- Aim of the task: Restate the records below word for word.

--------

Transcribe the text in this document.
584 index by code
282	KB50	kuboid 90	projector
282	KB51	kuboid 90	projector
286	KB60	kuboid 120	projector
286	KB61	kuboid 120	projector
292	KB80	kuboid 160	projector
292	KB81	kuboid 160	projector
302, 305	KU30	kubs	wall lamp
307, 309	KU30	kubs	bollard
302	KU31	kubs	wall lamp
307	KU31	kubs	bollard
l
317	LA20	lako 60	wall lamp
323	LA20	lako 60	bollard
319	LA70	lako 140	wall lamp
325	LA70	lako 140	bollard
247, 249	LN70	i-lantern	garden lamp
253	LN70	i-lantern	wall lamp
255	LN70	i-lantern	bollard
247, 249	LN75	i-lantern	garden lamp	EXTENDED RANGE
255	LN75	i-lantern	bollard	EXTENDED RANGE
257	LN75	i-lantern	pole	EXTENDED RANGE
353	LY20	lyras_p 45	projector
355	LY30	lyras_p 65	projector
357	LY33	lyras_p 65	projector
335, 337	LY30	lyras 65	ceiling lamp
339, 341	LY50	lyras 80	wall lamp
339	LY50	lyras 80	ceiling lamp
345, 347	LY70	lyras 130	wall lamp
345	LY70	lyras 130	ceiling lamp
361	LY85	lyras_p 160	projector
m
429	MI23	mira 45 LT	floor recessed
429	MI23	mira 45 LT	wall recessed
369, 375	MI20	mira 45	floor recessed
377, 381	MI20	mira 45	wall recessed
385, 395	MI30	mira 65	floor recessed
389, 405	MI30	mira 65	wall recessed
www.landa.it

--------

- Completed exercise:
Transcribe the text in this document.
584 index by code
282	KB50	kuboid 90	projector
282	KB51	kuboid 90	projector
286	KB60	kuboid 120	projector
286	KB61	kuboid 120	projector
292	KB80	kuboid 160	projector
292	KB81	kuboid 160	projector
302, 305	KU30	kubs	wall lamp
307, 309	KU30	kubs	bollard
302	KU31	kubs	wall lamp
307	KU31	kubs	bollard
l
317	LA20	lako 60	wall lamp
323	LA20	lako 60	bollard
319	LA70	lako 140	wall lamp
325	LA70	lako 140	bollard
247, 249	LN70	i-lantern	garden lamp
253	LN70	i-lantern	wall lamp
255	LN70	i-lantern	bollard
247, 249	LN75	i-lantern	garden lamp	EXTENDED RANGE
255	LN75	i-lantern	bollard	EXTENDED RANGE
257	LN75	i-lantern	pole	EXTENDED RANGE
353	LY20	lyras_p 45	projector
355	LY30	lyras_p 65	projector
357	LY33	lyras_p 65	projector
335, 337	LY30	lyras 65	ceiling lamp
339, 341	LY50	lyras 80	wall lamp
339	LY50	lyras 80	ceiling lamp
345, 347	LY70	lyras 130	wall lamp
345	LY70	lyras 130	ceiling lamp
361	LY85	lyras_p 160	projector
m
429	MI23	mira 45 LT	floor recessed
429	MI23	mira 45 LT	wall recessed
369, 375	MI20	mira 45	floor recessed
377, 381	MI20	mira 45	wall recessed
385, 395	MI30	mira 65	floor recessed
389, 405	MI30	mira 65	wall recessed
www.landa.it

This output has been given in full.